* AIM: Will you output all of the data below exactly, omitting the images?

<<<<

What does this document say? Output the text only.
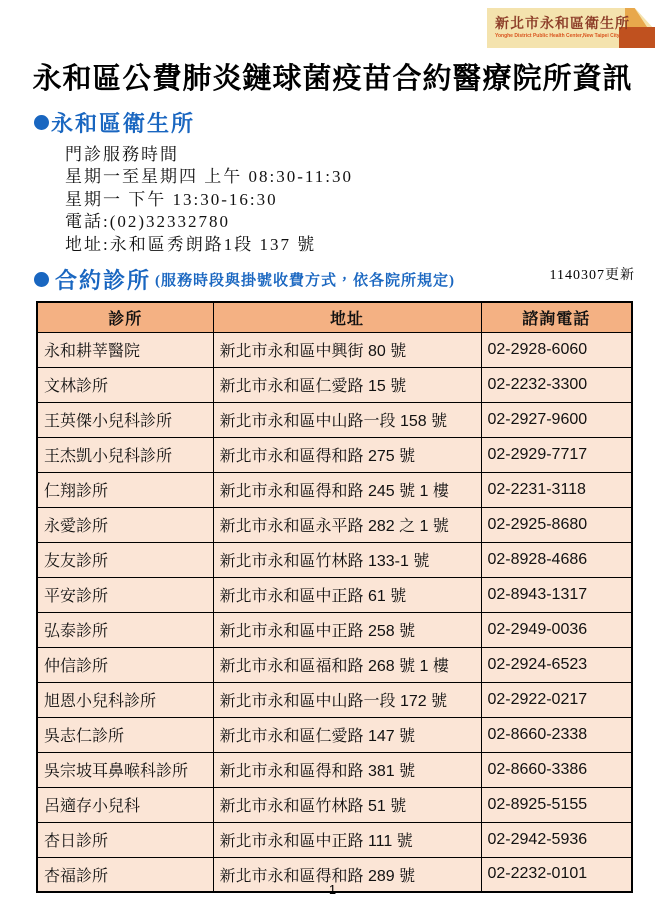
新北市永和區衛生所
Yonghe District Public Health Center,New Taipei City
永和區公費肺炎鏈球菌疫苗合約醫療院所資訊
永和區衛生所
門診服務時間
星期一至星期四 上午 08:30-11:30
星期一 下午 13:30-16:30
電話:(02)32332780
地址:永和區秀朗路1段 137 號
合約診所 (服務時段與掛號收費方式，依各院所規定)	1140307更新
診所	地址	諮詢電話
永和耕莘醫院	新北市永和區中興街 80 號	02-2928-6060
文林診所	新北市永和區仁愛路 15 號	02-2232-3300
王英傑小兒科診所	新北市永和區中山路一段 158 號	02-2927-9600
王杰凱小兒科診所	新北市永和區得和路 275 號	02-2929-7717
仁翔診所	新北市永和區得和路 245 號 1 樓	02-2231-3118
永愛診所	新北市永和區永平路 282 之 1 號	02-2925-8680
友友診所	新北市永和區竹林路 133-1 號	02-8928-4686
平安診所	新北市永和區中正路 61 號	02-8943-1317
弘泰診所	新北市永和區中正路 258 號	02-2949-0036
仲信診所	新北市永和區福和路 268 號 1 樓	02-2924-6523
旭恩小兒科診所	新北市永和區中山路一段 172 號	02-2922-0217
吳志仁診所	新北市永和區仁愛路 147 號	02-8660-2338
吳宗坡耳鼻喉科診所	新北市永和區得和路 381 號	02-8660-3386
呂適存小兒科	新北市永和區竹林路 51 號	02-8925-5155
杏日診所	新北市永和區中正路 111 號	02-2942-5936
杏福診所	新北市永和區得和路 289 號	02-2232-0101
1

>>>>

* ANSWER TO THE TASK:
What does this document say? Output the text only.
新北市永和區衛生所
Yonghe District Public Health Center,New Taipei City
永和區公費肺炎鏈球菌疫苗合約醫療院所資訊
永和區衛生所
門診服務時間
星期一至星期四 上午 08:30-11:30
星期一 下午 13:30-16:30
電話:(02)32332780
地址:永和區秀朗路1段 137 號
合約診所 (服務時段與掛號收費方式，依各院所規定)	1140307更新
診所	地址	諮詢電話
永和耕莘醫院	新北市永和區中興街 80 號	02-2928-6060
文林診所	新北市永和區仁愛路 15 號	02-2232-3300
王英傑小兒科診所	新北市永和區中山路一段 158 號	02-2927-9600
王杰凱小兒科診所	新北市永和區得和路 275 號	02-2929-7717
仁翔診所	新北市永和區得和路 245 號 1 樓	02-2231-3118
永愛診所	新北市永和區永平路 282 之 1 號	02-2925-8680
友友診所	新北市永和區竹林路 133-1 號	02-8928-4686
平安診所	新北市永和區中正路 61 號	02-8943-1317
弘泰診所	新北市永和區中正路 258 號	02-2949-0036
仲信診所	新北市永和區福和路 268 號 1 樓	02-2924-6523
旭恩小兒科診所	新北市永和區中山路一段 172 號	02-2922-0217
吳志仁診所	新北市永和區仁愛路 147 號	02-8660-2338
吳宗坡耳鼻喉科診所	新北市永和區得和路 381 號	02-8660-3386
呂適存小兒科	新北市永和區竹林路 51 號	02-8925-5155
杏日診所	新北市永和區中正路 111 號	02-2942-5936
杏福診所	新北市永和區得和路 289 號	02-2232-0101
1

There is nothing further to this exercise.